Instructions for the task: Only lines with the word "tábla" are needed; collect each of them from the listing below.

[Stored entries]
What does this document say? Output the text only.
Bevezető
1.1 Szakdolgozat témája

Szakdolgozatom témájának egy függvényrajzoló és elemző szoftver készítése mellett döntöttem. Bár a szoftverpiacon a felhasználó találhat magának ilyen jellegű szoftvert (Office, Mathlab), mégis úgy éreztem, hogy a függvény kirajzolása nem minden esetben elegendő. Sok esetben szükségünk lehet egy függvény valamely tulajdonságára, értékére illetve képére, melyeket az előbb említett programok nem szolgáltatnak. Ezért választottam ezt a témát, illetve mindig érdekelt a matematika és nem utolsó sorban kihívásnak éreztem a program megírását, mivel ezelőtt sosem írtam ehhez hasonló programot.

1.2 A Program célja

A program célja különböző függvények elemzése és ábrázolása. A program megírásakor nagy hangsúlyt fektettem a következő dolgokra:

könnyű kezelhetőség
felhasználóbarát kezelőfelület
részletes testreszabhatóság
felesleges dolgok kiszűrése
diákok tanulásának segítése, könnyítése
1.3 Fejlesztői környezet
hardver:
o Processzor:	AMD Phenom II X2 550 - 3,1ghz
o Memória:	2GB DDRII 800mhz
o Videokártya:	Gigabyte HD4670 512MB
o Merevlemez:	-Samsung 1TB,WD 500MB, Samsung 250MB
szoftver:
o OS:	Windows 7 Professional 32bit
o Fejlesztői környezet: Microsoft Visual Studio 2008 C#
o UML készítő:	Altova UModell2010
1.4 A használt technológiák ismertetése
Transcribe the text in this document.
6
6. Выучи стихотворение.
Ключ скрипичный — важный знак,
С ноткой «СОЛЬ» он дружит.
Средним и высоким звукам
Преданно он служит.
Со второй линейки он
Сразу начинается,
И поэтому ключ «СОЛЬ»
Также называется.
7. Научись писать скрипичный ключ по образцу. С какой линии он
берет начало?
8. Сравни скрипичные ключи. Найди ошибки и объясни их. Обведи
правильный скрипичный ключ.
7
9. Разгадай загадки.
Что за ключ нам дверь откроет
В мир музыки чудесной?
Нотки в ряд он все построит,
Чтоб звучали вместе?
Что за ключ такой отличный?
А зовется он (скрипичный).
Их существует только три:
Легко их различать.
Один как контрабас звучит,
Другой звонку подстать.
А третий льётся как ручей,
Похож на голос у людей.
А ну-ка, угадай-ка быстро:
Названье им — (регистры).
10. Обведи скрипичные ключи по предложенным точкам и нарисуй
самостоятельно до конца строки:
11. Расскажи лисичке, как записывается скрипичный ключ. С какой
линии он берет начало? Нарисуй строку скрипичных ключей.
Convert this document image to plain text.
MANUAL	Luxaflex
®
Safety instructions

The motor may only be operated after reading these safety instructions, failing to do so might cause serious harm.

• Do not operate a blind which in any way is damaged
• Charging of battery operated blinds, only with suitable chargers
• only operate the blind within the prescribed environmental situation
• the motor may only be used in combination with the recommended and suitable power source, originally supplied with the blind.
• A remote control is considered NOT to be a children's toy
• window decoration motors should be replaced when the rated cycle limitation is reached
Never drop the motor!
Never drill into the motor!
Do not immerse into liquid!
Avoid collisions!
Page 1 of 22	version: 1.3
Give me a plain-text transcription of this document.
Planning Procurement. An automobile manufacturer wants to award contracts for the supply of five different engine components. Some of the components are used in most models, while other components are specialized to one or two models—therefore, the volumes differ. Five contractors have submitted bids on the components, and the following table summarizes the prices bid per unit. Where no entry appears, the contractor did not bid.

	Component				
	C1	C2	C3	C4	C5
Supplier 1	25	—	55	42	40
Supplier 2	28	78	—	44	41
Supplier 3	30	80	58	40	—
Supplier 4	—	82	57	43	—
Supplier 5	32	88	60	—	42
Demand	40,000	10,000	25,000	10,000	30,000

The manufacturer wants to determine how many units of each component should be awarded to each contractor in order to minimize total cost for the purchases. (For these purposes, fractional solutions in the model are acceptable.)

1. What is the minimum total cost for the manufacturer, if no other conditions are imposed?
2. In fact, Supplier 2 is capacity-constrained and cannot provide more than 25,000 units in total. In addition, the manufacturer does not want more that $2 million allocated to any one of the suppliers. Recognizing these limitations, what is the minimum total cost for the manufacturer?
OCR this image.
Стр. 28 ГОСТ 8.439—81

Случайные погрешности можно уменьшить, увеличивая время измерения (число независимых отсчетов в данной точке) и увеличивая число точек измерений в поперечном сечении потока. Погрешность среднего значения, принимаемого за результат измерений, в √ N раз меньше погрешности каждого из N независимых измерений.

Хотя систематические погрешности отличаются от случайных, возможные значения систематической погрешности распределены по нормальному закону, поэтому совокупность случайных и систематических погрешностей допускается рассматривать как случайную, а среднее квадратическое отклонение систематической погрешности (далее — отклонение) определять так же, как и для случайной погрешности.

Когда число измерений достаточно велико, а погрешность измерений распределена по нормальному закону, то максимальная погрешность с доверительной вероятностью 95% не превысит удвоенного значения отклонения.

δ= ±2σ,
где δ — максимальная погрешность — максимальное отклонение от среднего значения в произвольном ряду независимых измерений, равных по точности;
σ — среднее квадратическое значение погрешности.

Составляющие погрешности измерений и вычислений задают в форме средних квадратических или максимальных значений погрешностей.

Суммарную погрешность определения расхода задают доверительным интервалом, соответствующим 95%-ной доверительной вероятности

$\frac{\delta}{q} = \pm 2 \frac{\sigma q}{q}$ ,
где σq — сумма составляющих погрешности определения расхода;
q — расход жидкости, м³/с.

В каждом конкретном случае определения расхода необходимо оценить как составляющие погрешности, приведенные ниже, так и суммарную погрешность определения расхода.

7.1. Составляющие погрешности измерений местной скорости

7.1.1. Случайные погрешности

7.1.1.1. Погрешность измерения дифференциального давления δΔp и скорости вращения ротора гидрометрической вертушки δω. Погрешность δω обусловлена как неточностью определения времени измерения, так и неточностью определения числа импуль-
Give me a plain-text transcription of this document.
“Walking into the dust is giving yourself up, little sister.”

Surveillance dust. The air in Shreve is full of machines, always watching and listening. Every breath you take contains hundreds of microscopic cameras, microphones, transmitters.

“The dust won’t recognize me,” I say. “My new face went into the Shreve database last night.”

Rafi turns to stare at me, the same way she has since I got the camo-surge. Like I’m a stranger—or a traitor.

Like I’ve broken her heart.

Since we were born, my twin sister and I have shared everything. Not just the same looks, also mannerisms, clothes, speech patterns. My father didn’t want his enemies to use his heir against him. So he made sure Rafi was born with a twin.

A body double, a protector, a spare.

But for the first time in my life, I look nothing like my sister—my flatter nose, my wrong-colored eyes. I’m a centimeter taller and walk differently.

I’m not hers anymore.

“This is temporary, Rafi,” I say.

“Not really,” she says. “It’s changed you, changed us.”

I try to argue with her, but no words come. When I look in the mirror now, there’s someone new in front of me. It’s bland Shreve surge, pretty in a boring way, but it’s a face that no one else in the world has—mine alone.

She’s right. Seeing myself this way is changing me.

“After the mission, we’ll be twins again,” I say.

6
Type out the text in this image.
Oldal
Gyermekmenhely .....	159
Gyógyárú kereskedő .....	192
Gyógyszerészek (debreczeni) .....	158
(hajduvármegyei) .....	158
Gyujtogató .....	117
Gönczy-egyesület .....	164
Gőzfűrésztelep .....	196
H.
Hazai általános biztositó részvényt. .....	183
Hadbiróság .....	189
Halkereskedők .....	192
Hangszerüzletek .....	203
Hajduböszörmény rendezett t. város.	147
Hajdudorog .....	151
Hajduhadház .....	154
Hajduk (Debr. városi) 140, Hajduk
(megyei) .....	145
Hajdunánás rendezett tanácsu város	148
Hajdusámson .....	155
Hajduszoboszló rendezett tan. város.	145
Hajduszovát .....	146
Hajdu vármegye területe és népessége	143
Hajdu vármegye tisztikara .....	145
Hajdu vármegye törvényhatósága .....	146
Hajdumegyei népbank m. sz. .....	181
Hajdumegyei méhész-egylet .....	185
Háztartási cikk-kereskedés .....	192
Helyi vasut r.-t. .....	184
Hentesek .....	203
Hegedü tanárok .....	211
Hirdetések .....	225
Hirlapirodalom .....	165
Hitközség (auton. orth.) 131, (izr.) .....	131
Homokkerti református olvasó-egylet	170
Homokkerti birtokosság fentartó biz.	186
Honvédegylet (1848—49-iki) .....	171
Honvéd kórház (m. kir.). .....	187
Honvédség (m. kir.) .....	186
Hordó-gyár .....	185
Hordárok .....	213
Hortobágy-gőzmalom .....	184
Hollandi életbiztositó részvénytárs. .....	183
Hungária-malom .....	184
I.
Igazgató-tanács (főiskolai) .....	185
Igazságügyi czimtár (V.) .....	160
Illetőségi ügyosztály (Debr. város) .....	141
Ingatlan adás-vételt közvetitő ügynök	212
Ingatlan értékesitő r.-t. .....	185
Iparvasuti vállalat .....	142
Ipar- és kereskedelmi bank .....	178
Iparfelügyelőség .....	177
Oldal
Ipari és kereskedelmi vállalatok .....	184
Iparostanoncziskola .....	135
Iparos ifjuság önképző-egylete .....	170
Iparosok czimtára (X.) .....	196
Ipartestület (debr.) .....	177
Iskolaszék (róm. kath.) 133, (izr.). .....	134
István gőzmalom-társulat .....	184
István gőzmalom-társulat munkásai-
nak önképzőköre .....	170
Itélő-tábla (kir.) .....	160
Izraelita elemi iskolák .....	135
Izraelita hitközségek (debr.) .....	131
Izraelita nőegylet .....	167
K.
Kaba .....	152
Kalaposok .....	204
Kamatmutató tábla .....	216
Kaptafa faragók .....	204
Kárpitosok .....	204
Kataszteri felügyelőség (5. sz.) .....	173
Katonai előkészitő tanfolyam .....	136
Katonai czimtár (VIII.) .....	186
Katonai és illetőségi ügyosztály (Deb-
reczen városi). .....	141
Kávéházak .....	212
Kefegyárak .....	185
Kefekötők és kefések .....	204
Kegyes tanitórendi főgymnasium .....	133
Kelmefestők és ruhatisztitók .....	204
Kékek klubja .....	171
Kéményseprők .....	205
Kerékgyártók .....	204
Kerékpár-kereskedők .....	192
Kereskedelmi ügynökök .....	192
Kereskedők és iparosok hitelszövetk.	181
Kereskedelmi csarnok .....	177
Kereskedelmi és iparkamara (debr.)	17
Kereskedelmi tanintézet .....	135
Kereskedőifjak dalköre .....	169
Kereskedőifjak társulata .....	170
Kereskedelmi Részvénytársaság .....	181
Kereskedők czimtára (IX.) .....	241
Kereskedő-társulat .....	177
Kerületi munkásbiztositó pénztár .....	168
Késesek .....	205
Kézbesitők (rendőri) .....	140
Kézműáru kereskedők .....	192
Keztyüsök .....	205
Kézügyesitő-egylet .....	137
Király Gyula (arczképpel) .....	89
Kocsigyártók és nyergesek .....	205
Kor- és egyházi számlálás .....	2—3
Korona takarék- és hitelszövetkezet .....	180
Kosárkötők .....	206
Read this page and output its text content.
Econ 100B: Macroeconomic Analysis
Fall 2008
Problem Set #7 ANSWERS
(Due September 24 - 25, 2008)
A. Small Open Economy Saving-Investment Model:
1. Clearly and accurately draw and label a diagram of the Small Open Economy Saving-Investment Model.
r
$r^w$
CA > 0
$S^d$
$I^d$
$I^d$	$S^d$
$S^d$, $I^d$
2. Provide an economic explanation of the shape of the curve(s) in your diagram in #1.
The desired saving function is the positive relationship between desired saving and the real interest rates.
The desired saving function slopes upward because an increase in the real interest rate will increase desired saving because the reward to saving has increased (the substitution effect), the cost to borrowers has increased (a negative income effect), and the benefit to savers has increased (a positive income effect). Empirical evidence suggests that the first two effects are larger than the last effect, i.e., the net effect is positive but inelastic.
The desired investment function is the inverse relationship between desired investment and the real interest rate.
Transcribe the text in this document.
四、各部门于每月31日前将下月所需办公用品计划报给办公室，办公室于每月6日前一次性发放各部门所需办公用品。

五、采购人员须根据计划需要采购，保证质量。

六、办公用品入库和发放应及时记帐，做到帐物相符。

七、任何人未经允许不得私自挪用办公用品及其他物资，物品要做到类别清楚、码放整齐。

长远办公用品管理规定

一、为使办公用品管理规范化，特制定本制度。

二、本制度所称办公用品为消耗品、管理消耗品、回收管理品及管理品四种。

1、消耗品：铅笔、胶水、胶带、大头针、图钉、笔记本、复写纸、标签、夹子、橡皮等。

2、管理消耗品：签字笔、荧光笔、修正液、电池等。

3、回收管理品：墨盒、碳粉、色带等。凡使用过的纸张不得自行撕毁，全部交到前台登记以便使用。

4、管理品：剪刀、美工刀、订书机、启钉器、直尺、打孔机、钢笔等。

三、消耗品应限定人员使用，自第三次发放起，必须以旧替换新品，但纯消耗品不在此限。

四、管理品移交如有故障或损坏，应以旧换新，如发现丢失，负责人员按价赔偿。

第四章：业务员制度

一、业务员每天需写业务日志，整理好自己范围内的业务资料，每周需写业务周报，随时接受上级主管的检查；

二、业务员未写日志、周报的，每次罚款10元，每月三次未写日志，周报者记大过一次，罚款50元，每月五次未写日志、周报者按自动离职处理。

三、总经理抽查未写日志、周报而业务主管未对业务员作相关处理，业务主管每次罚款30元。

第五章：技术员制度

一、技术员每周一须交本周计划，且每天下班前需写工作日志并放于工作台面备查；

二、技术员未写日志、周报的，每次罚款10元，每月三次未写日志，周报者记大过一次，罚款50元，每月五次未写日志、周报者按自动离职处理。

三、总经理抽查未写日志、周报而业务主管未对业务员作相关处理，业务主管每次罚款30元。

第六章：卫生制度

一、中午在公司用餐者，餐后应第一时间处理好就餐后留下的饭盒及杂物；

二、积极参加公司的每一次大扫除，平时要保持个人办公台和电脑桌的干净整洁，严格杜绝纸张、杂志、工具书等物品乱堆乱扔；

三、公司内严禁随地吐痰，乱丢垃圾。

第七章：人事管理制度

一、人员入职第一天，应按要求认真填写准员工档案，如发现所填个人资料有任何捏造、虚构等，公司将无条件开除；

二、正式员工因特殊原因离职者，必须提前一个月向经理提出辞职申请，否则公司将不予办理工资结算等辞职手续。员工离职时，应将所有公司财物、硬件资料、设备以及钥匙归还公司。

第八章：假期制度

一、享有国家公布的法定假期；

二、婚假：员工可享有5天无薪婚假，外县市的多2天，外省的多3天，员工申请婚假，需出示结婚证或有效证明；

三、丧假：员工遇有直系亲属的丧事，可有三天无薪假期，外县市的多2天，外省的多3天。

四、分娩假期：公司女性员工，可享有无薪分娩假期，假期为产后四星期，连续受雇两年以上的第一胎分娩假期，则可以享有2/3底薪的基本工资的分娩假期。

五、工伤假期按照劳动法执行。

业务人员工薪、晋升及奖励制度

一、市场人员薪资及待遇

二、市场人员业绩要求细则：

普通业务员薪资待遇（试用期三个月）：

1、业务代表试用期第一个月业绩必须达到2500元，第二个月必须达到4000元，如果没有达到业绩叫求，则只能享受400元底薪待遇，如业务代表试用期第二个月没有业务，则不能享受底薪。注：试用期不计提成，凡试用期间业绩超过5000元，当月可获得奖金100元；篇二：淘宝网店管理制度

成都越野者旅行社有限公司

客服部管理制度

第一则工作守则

Response:
Itélő-tábla (kir.) .....	160
Kamatmutató tábla .....	216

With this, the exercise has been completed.